┌──

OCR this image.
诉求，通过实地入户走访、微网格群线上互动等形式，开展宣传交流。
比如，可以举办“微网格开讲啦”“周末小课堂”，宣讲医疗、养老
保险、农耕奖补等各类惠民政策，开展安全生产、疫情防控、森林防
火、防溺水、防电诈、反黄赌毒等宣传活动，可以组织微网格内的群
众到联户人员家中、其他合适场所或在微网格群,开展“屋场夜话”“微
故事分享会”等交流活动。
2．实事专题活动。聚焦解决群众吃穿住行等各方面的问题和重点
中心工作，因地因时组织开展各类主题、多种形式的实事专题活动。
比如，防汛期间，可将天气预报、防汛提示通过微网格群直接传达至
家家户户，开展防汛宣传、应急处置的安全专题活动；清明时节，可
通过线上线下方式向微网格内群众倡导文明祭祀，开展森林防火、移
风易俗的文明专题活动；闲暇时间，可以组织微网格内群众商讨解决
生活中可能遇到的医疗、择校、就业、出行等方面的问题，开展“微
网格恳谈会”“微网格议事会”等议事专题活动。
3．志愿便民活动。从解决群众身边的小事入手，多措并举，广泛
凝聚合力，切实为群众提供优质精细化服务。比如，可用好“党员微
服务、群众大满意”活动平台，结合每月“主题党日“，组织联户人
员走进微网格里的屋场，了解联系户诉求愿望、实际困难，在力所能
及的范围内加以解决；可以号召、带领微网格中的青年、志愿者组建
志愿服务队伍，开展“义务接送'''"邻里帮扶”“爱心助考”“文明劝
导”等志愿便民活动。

└──

(Work to do):
Restate every entry word for word.

(Response to the task):
OCR this image.
诉求，通过实地入户走访、微网格群线上互动等形式，开展宣传交流。
比如，可以举办“微网格开讲啦”“周末小课堂”，宣讲医疗、养老
保险、农耕奖补等各类惠民政策，开展安全生产、疫情防控、森林防
火、防溺水、防电诈、反黄赌毒等宣传活动，可以组织微网格内的群
众到联户人员家中、其他合适场所或在微网格群,开展“屋场夜话”“微
故事分享会”等交流活动。
2．实事专题活动。聚焦解决群众吃穿住行等各方面的问题和重点
中心工作，因地因时组织开展各类主题、多种形式的实事专题活动。
比如，防汛期间，可将天气预报、防汛提示通过微网格群直接传达至
家家户户，开展防汛宣传、应急处置的安全专题活动；清明时节，可
通过线上线下方式向微网格内群众倡导文明祭祀，开展森林防火、移
风易俗的文明专题活动；闲暇时间，可以组织微网格内群众商讨解决
生活中可能遇到的医疗、择校、就业、出行等方面的问题，开展“微
网格恳谈会”“微网格议事会”等议事专题活动。
3．志愿便民活动。从解决群众身边的小事入手，多措并举，广泛
凝聚合力，切实为群众提供优质精细化服务。比如，可用好“党员微
服务、群众大满意”活动平台，结合每月“主题党日“，组织联户人
员走进微网格里的屋场，了解联系户诉求愿望、实际困难，在力所能
及的范围内加以解决；可以号召、带领微网格中的青年、志愿者组建
志愿服务队伍，开展“义务接送'''"邻里帮扶”“爱心助考”“文明劝
导”等志愿便民活动。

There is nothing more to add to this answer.